--- begin ---

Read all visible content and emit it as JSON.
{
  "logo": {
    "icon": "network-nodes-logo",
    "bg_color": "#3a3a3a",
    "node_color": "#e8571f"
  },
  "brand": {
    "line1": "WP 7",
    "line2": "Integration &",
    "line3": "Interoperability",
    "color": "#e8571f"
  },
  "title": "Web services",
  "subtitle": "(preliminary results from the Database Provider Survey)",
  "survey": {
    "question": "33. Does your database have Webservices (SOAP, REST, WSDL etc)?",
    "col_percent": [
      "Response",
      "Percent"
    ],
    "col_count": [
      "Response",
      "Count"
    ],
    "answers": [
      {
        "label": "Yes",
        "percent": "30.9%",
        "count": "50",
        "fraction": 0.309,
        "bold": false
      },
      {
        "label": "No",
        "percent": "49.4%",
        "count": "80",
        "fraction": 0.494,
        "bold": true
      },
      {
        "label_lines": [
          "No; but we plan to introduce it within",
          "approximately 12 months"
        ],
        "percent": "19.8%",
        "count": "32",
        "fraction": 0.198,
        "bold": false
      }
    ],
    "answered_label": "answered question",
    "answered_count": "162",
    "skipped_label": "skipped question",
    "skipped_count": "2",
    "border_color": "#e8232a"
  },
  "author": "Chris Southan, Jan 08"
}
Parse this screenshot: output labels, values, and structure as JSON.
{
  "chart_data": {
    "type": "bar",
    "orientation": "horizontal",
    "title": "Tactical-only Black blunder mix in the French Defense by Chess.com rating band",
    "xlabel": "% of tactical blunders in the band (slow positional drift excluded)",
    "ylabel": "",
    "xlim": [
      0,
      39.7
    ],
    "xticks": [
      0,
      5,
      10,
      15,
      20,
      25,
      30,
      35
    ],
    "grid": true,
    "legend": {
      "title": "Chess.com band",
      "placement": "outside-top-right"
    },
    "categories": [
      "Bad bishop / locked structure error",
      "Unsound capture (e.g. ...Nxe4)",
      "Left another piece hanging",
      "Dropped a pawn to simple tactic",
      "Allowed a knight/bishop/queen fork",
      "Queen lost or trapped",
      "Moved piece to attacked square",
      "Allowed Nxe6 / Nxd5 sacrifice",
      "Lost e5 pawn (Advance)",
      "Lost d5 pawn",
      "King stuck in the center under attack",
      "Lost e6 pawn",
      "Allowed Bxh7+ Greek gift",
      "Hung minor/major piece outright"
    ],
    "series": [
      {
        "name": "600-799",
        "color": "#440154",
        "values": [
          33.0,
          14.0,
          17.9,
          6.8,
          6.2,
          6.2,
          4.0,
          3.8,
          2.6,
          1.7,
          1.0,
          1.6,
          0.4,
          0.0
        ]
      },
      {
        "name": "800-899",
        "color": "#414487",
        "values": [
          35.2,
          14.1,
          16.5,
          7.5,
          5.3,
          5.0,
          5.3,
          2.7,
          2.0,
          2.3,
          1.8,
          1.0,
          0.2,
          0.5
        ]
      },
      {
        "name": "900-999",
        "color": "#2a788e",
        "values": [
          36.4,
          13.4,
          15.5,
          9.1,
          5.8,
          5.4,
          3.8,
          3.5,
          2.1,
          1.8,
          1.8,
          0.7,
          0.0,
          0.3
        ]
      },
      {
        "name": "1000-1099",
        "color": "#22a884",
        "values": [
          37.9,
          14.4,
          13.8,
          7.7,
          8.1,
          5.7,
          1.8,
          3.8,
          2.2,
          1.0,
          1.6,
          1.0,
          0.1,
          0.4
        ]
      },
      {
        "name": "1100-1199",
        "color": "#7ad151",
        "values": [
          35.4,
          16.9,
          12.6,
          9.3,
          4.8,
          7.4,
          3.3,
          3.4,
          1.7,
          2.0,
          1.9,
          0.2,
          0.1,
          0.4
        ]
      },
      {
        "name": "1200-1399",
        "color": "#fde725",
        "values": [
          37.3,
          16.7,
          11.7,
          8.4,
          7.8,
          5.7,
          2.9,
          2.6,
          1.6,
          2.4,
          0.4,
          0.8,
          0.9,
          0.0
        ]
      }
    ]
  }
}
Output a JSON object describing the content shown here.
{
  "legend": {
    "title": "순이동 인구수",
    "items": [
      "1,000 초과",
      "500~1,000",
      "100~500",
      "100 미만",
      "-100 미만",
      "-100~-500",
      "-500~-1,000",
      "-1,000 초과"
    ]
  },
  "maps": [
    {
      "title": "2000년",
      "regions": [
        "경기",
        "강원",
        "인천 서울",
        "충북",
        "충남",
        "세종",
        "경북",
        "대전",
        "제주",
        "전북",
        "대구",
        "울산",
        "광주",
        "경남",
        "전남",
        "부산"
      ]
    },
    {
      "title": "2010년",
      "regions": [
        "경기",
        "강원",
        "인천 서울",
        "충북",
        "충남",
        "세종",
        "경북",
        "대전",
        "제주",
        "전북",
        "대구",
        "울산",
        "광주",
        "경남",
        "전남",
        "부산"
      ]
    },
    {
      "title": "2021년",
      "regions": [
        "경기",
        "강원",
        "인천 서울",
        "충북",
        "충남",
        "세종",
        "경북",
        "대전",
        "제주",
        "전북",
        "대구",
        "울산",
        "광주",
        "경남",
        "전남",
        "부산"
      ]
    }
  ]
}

--- end ---

* TASK DESCRIPTION *
Quote all the records exactly, please, leaving none out.

* SOLUTION TO THIS TASK *
Read all visible content and emit it as JSON.
{
  "logo": {
    "icon": "network-nodes-logo",
    "bg_color": "#3a3a3a",
    "node_color": "#e8571f"
  },
  "brand": {
    "line1": "WP 7",
    "line2": "Integration &",
    "line3": "Interoperability",
    "color": "#e8571f"
  },
  "title": "Web services",
  "subtitle": "(preliminary results from the Database Provider Survey)",
  "survey": {
    "question": "33. Does your database have Webservices (SOAP, REST, WSDL etc)?",
    "col_percent": [
      "Response",
      "Percent"
    ],
    "col_count": [
      "Response",
      "Count"
    ],
    "answers": [
      {
        "label": "Yes",
        "percent": "30.9%",
        "count": "50",
        "fraction": 0.309,
        "bold": false
      },
      {
        "label": "No",
        "percent": "49.4%",
        "count": "80",
        "fraction": 0.494,
        "bold": true
      },
      {
        "label_lines": [
          "No; but we plan to introduce it within",
          "approximately 12 months"
        ],
        "percent": "19.8%",
        "count": "32",
        "fraction": 0.198,
        "bold": false
      }
    ],
    "answered_label": "answered question",
    "answered_count": "162",
    "skipped_label": "skipped question",
    "skipped_count": "2",
    "border_color": "#e8232a"
  },
  "author": "Chris Southan, Jan 08"
}
Parse this screenshot: output labels, values, and structure as JSON.
{
  "chart_data": {
    "type": "bar",
    "orientation": "horizontal",
    "title": "Tactical-only Black blunder mix in the French Defense by Chess.com rating band",
    "xlabel": "% of tactical blunders in the band (slow positional drift excluded)",
    "ylabel": "",
    "xlim": [
      0,
      39.7
    ],
    "xticks": [
      0,
      5,
      10,
      15,
      20,
      25,
      30,
      35
    ],
    "grid": true,
    "legend": {
      "title": "Chess.com band",
      "placement": "outside-top-right"
    },
    "categories": [
      "Bad bishop / locked structure error",
      "Unsound capture (e.g. ...Nxe4)",
      "Left another piece hanging",
      "Dropped a pawn to simple tactic",
      "Allowed a knight/bishop/queen fork",
      "Queen lost or trapped",
      "Moved piece to attacked square",
      "Allowed Nxe6 / Nxd5 sacrifice",
      "Lost e5 pawn (Advance)",
      "Lost d5 pawn",
      "King stuck in the center under attack",
      "Lost e6 pawn",
      "Allowed Bxh7+ Greek gift",
      "Hung minor/major piece outright"
    ],
    "series": [
      {
        "name": "600-799",
        "color": "#440154",
        "values": [
          33.0,
          14.0,
          17.9,
          6.8,
          6.2,
          6.2,
          4.0,
          3.8,
          2.6,
          1.7,
          1.0,
          1.6,
          0.4,
          0.0
        ]
      },
      {
        "name": "800-899",
        "color": "#414487",
        "values": [
          35.2,
          14.1,
          16.5,
          7.5,
          5.3,
          5.0,
          5.3,
          2.7,
          2.0,
          2.3,
          1.8,
          1.0,
          0.2,
          0.5
        ]
      },
      {
        "name": "900-999",
        "color": "#2a788e",
        "values": [
          36.4,
          13.4,
          15.5,
          9.1,
          5.8,
          5.4,
          3.8,
          3.5,
          2.1,
          1.8,
          1.8,
          0.7,
          0.0,
          0.3
        ]
      },
      {
        "name": "1000-1099",
        "color": "#22a884",
        "values": [
          37.9,
          14.4,
          13.8,
          7.7,
          8.1,
          5.7,
          1.8,
          3.8,
          2.2,
          1.0,
          1.6,
          1.0,
          0.1,
          0.4
        ]
      },
      {
        "name": "1100-1199",
        "color": "#7ad151",
        "values": [
          35.4,
          16.9,
          12.6,
          9.3,
          4.8,
          7.4,
          3.3,
          3.4,
          1.7,
          2.0,
          1.9,
          0.2,
          0.1,
          0.4
        ]
      },
      {
        "name": "1200-1399",
        "color": "#fde725",
        "values": [
          37.3,
          16.7,
          11.7,
          8.4,
          7.8,
          5.7,
          2.9,
          2.6,
          1.6,
          2.4,
          0.4,
          0.8,
          0.9,
          0.0
        ]
      }
    ]
  }
}
Output a JSON object describing the content shown here.
{
  "legend": {
    "title": "순이동 인구수",
    "items": [
      "1,000 초과",
      "500~1,000",
      "100~500",
      "100 미만",
      "-100 미만",
      "-100~-500",
      "-500~-1,000",
      "-1,000 초과"
    ]
  },
  "maps": [
    {
      "title": "2000년",
      "regions": [
        "경기",
        "강원",
        "인천 서울",
        "충북",
        "충남",
        "세종",
        "경북",
        "대전",
        "제주",
        "전북",
        "대구",
        "울산",
        "광주",
        "경남",
        "전남",
        "부산"
      ]
    },
    {
      "title": "2010년",
      "regions": [
        "경기",
        "강원",
        "인천 서울",
        "충북",
        "충남",
        "세종",
        "경북",
        "대전",
        "제주",
        "전북",
        "대구",
        "울산",
        "광주",
        "경남",
        "전남",
        "부산"
      ]
    },
    {
      "title": "2021년",
      "regions": [
        "경기",
        "강원",
        "인천 서울",
        "충북",
        "충남",
        "세종",
        "경북",
        "대전",
        "제주",
        "전북",
        "대구",
        "울산",
        "광주",
        "경남",
        "전남",
        "부산"
      ]
    }
  ]
}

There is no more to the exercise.